ФРАГМЕНТ ДОКУМЕНТА:

• • •

Е. Н. Гусев был женат на дочери капитана Лидии Михайловне (урожденной Лукомской). Имел сына Виктора (родился 4 февраля 1913 г.), дочерей Веру (родилась в 1916 г.) и Надежду (родилась в 1917 г.).

Был награжден орденами Св. Станислава 3-й степени (6 декабря 1910 г.) и Св. Георгия 4-й степени «за то, что в бою 14 августа 1914 г. у п[осада] Лащева удержал важный в тактическом отношении пункт (фольварк Надольцы), что дало возможность на следующий день нашим войскам перейти в наступление, окончившееся поражением противника» (9 января 1915 г., награждение утверждено 6 апреля 1915 г.){1}.

[45]

Подробно о подвиге, за который Е. Н. Гусев был награжден орденом Св. Георгия, пишет в своей реляции командир 37-го пехотного Екатеринбургского полка: «за переход с 4 пулеметами по личной инициативе 14 августа 1914 г. в бою под Павловым по дамбе под жестоким ружейным и орудийным огнем неприятеля с расстояния постоянного прицела и занятие фольварка Надольцы — ключа позиции, подвергшегося решительной атаке противника, чем прикрыл обнаженный правый фланг позиции 10-й дивизии, поднял дух защитников и спас от захвата расстрелянную батарею и своим маневром не только вывел из тяжелого положения охватываемую свою дивизию, но дал возможность на другой день перейти в атаку, завершившуюся расстрелом 14-й венгерской дивизии и пленением всего ее состава. Во время боя 15 августа умелым маневром взял во фланг 2 батареи противника и расстрелял их пулеметным огнем. Батареи были взяты нашими наступавшими частями. Этот расстрел батарей в тылу противника дал поворот боя, закончившийся расстрелом частей 14-й и ?{2} венгерских дивизий»{3}.

Машинописная копия части дневника Е. Н. Гусева «за август 1914 года» хранится фонде № 16180 «Комиссия по организации и устройству Народного военно-исторического музея войны 1914-1918 гг.»{4} в деле под заголовком «Анкетные данные о солдатах и офицерах русской армии, совершивших подвиги за время русско-японской 1904-1905 гг. и 1-й мировой войны 1914-1918 гг. и описания подвигов»{5}. Данный отрывок представляет собой описание боя, за который Е. Н. Гусев был награжден орденом Св. Георгия. Подлинник дневника в деле отсутствует, очевидно, что некоторые опечатки и искажения возникли при перепечатке документа. Отрывок из дневника имеет собственную нумерацию листов (с 1 по 24 без оборотов). В тексте заметны элементы литературной обработки дневниковых записей. Авторского заголовка не имеется. Дело также содержит рукописную анкету-формуляр Е. Н. Гусева (Л. 224-224 об.; не публикуется) и машинописное изложение представления командира полка к награждению орденом Св. Георгия (Л. 227, не публикуется).

• • •

ВЫБОРКА ДАННЫХ:

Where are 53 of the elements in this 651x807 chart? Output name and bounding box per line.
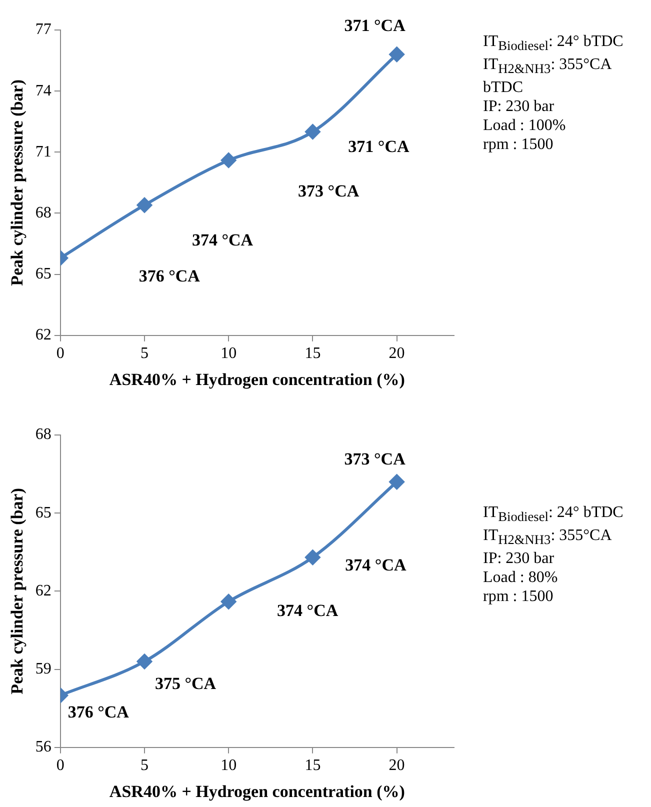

• • •

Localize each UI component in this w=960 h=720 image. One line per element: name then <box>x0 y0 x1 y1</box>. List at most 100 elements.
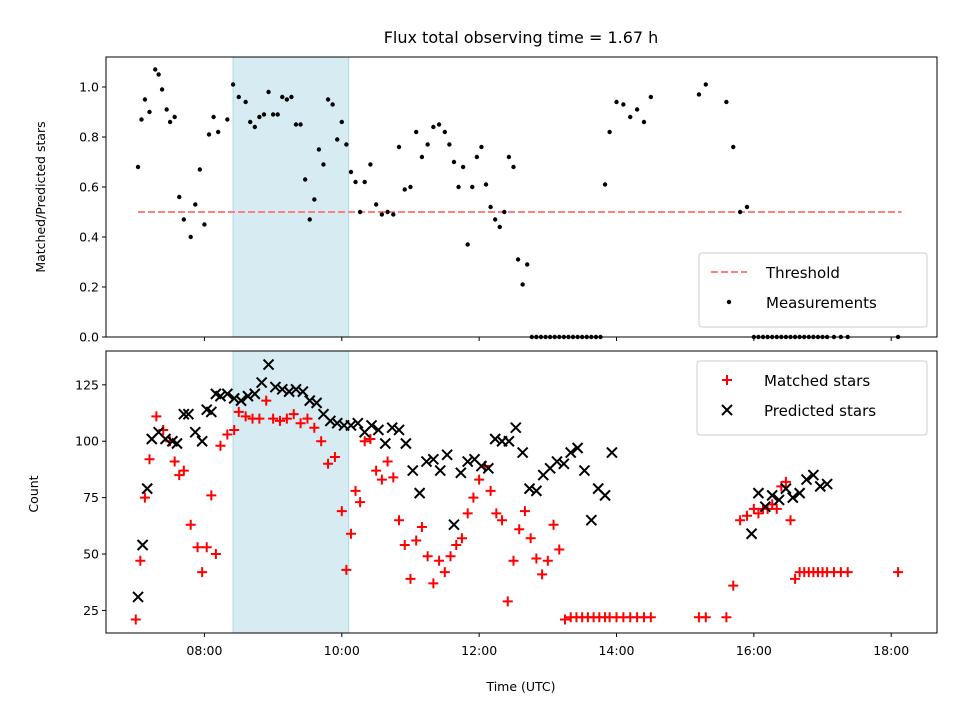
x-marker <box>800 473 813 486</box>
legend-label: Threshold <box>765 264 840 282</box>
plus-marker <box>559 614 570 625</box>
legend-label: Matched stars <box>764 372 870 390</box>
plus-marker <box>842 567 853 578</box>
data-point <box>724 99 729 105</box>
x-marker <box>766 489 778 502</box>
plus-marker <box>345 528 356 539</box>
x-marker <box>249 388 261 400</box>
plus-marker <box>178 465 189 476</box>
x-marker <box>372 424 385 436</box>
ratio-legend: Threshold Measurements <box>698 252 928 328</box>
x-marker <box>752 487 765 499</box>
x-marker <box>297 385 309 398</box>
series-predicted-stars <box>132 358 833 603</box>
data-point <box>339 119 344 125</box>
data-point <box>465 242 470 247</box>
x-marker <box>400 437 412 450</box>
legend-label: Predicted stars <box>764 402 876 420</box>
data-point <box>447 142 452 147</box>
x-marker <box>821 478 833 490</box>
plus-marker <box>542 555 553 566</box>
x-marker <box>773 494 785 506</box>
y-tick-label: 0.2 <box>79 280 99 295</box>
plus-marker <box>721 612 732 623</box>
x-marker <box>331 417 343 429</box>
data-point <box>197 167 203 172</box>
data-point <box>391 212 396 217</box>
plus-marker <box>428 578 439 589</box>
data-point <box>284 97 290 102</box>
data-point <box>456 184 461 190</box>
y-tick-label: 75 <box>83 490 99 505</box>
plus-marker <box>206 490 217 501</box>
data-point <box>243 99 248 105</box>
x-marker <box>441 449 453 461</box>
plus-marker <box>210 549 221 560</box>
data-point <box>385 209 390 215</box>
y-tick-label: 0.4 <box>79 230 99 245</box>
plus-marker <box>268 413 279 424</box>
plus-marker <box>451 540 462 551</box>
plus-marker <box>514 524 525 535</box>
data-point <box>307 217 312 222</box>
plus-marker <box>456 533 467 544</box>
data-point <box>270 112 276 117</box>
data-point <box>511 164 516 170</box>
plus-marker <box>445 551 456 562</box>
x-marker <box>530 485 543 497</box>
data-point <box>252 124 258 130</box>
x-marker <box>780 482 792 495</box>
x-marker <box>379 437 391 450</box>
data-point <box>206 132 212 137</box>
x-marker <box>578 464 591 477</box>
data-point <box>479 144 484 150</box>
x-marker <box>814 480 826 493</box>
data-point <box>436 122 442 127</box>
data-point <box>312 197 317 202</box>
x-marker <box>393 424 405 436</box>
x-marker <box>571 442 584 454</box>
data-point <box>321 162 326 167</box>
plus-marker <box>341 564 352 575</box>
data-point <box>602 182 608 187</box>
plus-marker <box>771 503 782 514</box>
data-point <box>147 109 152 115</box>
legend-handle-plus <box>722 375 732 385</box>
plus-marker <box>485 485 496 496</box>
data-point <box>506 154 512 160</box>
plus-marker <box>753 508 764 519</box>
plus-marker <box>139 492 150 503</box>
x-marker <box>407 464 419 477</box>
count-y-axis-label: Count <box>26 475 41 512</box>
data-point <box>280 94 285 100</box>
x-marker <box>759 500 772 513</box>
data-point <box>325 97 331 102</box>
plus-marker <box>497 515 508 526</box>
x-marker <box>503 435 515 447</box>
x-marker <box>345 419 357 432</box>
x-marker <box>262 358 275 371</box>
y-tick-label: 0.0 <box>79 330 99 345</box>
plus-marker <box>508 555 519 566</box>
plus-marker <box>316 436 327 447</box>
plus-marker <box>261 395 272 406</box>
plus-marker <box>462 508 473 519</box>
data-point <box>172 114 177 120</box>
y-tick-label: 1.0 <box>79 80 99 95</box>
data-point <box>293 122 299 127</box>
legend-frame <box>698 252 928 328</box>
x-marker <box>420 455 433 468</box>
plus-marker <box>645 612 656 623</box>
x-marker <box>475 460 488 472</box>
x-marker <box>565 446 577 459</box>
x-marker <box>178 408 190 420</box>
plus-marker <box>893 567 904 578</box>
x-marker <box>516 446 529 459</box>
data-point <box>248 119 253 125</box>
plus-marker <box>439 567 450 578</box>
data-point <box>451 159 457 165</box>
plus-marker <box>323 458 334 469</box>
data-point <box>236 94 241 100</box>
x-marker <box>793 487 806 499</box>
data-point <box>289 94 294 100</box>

• • •

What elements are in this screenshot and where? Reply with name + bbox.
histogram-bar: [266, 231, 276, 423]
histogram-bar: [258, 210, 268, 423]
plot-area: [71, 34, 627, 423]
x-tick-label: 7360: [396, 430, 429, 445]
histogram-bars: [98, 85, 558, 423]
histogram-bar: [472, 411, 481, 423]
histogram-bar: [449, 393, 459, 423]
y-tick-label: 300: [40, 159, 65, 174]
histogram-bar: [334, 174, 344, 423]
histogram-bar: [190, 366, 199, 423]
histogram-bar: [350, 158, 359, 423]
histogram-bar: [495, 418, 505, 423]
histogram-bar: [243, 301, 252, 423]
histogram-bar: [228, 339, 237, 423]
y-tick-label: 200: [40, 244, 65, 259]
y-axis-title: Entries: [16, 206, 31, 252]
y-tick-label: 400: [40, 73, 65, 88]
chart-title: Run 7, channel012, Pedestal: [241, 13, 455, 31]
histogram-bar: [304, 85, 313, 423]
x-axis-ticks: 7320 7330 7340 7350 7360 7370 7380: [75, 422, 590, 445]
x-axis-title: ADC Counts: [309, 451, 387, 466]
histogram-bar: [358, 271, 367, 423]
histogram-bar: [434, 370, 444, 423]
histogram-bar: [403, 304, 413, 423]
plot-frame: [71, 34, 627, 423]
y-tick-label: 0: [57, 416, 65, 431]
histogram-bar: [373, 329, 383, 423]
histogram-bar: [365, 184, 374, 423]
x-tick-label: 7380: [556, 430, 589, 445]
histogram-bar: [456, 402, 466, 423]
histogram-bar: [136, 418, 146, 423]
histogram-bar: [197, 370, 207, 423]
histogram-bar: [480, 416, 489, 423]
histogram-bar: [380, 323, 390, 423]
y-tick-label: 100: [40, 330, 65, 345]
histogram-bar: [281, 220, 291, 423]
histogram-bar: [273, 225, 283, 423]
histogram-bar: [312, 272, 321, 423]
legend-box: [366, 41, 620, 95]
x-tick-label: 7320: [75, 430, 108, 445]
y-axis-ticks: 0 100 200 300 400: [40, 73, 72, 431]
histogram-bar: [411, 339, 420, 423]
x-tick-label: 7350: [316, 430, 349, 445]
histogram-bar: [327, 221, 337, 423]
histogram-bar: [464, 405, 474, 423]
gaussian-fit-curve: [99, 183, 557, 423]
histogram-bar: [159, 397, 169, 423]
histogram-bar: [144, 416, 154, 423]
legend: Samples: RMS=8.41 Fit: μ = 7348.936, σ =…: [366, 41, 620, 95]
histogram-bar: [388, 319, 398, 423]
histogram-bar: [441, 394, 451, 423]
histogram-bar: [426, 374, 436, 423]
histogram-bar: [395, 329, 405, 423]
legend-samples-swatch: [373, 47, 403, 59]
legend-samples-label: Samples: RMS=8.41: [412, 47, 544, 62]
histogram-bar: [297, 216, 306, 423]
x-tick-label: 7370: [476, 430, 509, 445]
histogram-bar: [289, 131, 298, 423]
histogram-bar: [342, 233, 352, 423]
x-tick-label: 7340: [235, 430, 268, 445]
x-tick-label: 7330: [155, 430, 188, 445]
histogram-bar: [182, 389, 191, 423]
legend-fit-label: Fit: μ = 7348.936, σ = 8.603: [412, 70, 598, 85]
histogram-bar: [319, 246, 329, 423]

• • •

ЧТО НУЖНО СДЕЛАТЬ:
a) Выведите отрывок фрагмента о Е. Н. Гусеве начиная со слов «Е. Н. Гусев был женат» и вниз до слов «в 1917 г.).».
b) Соответствуют ли фрагменту о Е. Н. Гусеве утверждения ниже? Для каждого ответьте «да» или «нет» и дословно приведите решающие слова текста.
(i) Сын Е. Н. Гусева Виктор родился 4 февраля 1913 г.
(ii) Подлинник дневника хранится в том же деле, что и его машинописная копия.
(iii) Награждение Е. Н. Гусева орденом Св. Георгия 4-й степени было утверждено 6 апреля 1915 г.
c) Как изложить в виде списка абзац фрагмента о Е. Н. Гусеве, начинающийся словами «Машинописная копия части дневника», сохранив его основные факты?

ОТВЕТЫ:
a)
Е. Н. Гусев был женат на дочери капитана Лидии Михайловне (урожденной Лукомской). Имел сына Виктора (родился 4 февраля 1913 г.), дочерей Веру (родилась в 1916 г.) и Надежду (родилась в 1917 г.).

b)
(i) Да: «Имел сына Виктора (родился 4 февраля 1913 г.)».
(ii) Нет: «Подлинник дневника в деле отсутствует».
(iii) Да: «награждение утверждено 6 апреля 1915 г.».

c)
- Машинописная копия части дневника Е. Н. Гусева «за август 1914 года» хранится в фонде № 16180 «Комиссия по организации и устройству Народного военно-исторического музея войны 1914-1918 гг.». Она находится в деле с анкетными данными и описаниями подвигов солдат и офицеров русской армии времен русско-японской и Первой мировой войн.
- Отрывок описывает бой, за который Е. Н. Гусев был награжден орденом Св. Георгия.
- Подлинника дневника в деле нет. Некоторые опечатки и искажения, очевидно, возникли при перепечатке.
- Листы отрывка имеют собственную нумерацию: с 1 по 24, без оборотов.
- В тексте заметны элементы литературной обработки. Авторского заголовка нет.
- В деле также есть рукописная анкета-формуляр Е. Н. Гусева (Л. 224-224 об.) и машинописное изложение представления командира полка к награждению орденом Св. Георгия (Л. 227). Оба документа не публикуются.